Set task >>
Copy all lines holding the word "JSON" from the entries.

%%

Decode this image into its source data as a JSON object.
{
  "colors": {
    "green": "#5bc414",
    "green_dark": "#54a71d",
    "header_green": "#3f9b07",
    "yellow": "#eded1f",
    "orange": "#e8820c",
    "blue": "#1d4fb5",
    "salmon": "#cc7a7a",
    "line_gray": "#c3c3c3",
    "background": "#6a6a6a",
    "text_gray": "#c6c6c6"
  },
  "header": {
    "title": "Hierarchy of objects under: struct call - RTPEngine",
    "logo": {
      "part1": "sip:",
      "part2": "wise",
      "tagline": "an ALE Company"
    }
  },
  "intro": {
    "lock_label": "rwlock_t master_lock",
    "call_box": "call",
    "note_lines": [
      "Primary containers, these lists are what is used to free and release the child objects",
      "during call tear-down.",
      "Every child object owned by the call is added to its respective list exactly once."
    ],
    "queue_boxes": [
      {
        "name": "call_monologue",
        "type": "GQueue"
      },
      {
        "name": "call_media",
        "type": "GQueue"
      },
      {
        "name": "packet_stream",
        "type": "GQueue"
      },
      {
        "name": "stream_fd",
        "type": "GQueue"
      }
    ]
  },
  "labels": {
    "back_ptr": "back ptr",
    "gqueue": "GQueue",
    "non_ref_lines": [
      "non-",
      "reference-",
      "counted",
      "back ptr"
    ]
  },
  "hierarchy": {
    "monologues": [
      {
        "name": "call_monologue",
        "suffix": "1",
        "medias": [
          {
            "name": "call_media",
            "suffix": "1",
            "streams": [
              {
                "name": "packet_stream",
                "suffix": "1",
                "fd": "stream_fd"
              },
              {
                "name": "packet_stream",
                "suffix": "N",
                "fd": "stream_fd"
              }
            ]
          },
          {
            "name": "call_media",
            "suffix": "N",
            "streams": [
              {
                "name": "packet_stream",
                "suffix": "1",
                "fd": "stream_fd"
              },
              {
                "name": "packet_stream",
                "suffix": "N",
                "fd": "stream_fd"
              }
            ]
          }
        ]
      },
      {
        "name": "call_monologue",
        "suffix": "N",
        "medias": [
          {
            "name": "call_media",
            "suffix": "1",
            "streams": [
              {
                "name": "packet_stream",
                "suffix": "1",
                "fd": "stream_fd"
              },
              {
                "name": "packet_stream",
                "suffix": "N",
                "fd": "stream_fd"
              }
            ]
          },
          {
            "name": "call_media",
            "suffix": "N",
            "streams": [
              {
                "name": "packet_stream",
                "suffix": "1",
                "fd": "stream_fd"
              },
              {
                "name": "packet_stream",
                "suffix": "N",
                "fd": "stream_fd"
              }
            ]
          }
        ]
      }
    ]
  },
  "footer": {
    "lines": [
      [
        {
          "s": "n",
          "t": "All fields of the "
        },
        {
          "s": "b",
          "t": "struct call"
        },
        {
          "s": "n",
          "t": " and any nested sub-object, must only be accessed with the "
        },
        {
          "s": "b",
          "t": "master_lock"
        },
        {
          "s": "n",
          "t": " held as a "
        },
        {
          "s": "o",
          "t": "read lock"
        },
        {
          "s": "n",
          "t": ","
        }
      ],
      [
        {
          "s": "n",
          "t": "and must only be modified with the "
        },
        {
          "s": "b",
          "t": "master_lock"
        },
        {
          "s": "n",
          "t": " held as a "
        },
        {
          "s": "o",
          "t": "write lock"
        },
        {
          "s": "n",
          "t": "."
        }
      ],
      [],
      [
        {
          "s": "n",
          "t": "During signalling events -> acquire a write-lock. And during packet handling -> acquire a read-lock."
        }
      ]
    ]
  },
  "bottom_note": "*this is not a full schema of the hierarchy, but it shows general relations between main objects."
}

%%
%%

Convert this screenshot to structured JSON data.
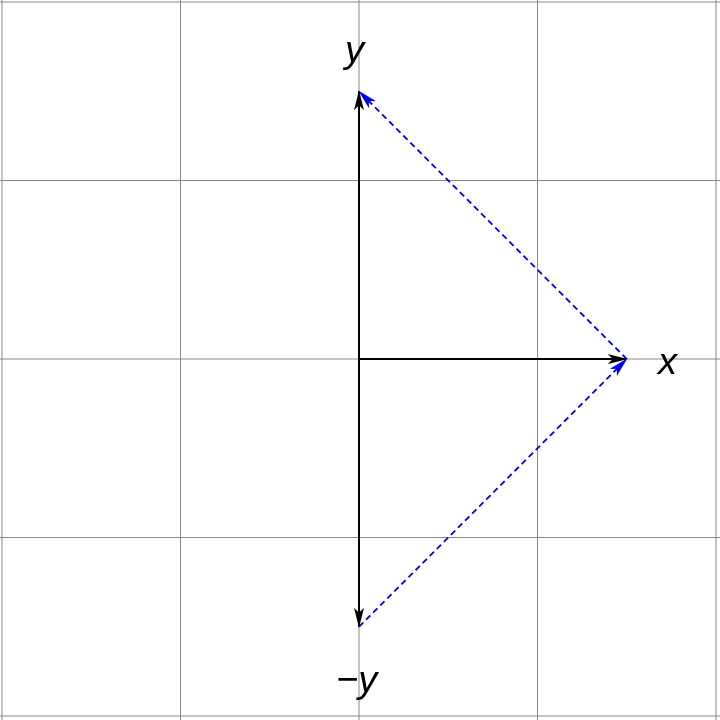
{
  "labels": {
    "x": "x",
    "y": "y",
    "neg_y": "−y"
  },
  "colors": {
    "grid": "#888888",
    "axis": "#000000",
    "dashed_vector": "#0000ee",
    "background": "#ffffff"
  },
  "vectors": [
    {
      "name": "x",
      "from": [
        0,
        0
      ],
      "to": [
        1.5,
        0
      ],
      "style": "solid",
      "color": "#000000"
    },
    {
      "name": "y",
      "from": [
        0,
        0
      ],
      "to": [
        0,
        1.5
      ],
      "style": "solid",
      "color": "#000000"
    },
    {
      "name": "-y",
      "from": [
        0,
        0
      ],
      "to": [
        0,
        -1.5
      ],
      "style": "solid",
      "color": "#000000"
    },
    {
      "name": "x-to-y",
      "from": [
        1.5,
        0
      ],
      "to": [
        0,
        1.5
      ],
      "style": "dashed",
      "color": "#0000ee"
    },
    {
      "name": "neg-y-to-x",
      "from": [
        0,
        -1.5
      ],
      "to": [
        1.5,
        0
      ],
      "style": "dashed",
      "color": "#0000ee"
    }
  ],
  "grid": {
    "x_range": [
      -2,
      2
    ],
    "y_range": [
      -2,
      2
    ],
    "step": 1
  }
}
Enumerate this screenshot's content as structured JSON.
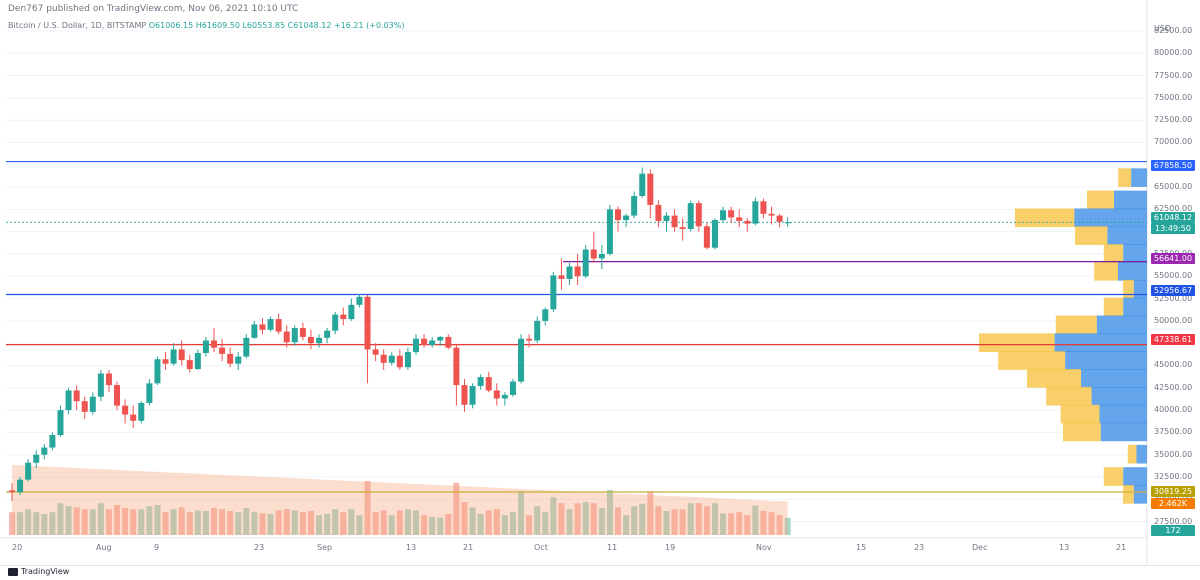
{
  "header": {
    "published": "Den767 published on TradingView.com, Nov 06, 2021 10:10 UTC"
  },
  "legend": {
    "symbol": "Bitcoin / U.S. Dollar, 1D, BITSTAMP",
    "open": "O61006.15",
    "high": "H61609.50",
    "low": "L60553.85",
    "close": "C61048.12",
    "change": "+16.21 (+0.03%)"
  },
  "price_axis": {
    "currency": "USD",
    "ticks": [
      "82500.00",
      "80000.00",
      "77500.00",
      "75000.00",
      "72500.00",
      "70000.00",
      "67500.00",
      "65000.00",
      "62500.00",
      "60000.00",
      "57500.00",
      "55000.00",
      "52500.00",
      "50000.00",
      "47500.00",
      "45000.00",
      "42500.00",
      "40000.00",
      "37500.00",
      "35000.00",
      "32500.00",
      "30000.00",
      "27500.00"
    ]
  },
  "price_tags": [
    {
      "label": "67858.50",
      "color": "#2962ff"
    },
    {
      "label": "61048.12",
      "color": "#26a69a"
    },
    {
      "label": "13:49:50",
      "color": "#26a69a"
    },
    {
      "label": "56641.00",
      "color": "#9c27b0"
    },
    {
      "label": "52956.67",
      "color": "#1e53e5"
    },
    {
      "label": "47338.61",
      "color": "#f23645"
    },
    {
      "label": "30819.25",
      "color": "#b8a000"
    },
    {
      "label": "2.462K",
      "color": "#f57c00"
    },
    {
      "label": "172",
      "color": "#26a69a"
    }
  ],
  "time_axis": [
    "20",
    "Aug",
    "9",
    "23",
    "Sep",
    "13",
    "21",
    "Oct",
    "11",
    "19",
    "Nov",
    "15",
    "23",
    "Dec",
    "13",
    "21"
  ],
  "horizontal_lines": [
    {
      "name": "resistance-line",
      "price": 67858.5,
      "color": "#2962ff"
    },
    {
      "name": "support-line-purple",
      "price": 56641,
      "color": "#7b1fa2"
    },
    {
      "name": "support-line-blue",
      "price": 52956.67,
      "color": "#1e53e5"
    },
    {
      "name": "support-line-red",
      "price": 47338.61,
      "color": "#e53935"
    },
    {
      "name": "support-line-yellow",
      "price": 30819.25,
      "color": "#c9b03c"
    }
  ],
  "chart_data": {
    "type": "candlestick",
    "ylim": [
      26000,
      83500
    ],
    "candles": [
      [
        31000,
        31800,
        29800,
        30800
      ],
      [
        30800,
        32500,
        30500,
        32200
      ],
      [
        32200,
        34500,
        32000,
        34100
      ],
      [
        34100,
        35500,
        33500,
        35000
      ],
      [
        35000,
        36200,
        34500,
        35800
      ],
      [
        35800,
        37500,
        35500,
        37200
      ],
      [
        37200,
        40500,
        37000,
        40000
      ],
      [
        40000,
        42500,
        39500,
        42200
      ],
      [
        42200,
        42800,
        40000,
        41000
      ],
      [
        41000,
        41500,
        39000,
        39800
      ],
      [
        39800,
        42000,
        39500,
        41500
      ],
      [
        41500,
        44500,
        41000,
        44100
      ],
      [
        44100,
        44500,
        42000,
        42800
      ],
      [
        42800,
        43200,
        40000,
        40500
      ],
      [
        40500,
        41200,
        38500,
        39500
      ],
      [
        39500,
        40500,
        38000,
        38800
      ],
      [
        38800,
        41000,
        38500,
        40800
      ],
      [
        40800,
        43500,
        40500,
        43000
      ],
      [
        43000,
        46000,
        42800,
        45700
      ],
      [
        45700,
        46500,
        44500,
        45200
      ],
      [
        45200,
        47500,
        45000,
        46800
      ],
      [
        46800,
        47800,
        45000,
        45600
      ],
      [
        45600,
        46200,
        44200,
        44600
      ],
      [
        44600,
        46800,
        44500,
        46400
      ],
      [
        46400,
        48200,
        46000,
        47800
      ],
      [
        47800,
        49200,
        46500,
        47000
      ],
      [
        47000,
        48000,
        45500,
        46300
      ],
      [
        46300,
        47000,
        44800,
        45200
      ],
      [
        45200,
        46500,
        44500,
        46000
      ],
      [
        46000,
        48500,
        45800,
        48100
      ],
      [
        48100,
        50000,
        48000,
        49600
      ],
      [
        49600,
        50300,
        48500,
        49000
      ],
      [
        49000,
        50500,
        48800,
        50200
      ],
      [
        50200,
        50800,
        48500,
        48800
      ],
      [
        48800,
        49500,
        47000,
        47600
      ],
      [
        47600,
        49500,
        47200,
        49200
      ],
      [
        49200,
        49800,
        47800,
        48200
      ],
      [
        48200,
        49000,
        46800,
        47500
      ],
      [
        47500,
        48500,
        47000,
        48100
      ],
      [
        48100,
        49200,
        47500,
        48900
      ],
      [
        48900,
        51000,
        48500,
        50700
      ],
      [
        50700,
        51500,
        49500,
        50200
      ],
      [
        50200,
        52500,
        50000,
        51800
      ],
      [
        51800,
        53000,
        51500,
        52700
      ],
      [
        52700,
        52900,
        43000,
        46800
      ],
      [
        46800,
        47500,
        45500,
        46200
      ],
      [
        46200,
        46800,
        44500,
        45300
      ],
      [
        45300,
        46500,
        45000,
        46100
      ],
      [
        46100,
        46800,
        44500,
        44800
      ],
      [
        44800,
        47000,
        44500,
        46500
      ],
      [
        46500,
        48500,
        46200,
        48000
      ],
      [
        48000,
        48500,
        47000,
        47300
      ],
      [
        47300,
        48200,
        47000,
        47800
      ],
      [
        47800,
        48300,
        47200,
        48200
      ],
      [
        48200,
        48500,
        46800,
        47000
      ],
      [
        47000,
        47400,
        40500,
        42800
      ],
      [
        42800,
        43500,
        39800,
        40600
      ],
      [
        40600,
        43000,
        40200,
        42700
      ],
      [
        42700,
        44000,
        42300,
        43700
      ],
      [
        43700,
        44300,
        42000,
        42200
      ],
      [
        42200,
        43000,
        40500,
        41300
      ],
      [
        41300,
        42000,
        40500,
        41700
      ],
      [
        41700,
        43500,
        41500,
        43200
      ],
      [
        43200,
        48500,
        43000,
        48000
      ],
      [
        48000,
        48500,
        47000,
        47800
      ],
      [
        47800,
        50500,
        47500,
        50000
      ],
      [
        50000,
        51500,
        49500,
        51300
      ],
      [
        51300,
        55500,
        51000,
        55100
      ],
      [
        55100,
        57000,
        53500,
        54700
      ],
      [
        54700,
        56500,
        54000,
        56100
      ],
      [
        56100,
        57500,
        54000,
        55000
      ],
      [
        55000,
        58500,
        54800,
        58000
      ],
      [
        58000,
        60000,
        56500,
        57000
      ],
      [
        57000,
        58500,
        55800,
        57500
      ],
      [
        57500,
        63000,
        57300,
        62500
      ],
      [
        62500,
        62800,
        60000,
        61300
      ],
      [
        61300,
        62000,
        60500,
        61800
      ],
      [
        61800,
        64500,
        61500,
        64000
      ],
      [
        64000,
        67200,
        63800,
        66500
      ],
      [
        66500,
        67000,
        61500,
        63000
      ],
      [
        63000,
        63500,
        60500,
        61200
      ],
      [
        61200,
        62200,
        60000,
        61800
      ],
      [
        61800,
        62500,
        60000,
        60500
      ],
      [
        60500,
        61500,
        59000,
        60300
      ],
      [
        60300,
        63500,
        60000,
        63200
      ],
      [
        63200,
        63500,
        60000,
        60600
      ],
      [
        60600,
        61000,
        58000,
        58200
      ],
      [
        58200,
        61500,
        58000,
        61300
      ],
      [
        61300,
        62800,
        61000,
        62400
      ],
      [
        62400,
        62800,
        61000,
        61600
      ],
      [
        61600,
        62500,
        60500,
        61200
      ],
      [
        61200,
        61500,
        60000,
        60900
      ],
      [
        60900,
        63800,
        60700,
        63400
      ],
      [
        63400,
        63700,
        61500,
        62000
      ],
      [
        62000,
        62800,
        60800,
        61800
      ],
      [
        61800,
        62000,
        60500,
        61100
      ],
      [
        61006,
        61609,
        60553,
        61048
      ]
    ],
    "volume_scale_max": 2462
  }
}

%%

Solved problem >>
Decode this image into its source data as a JSON object.
Convert this screenshot to structured JSON data.
Enumerate this screenshot's content as structured JSON.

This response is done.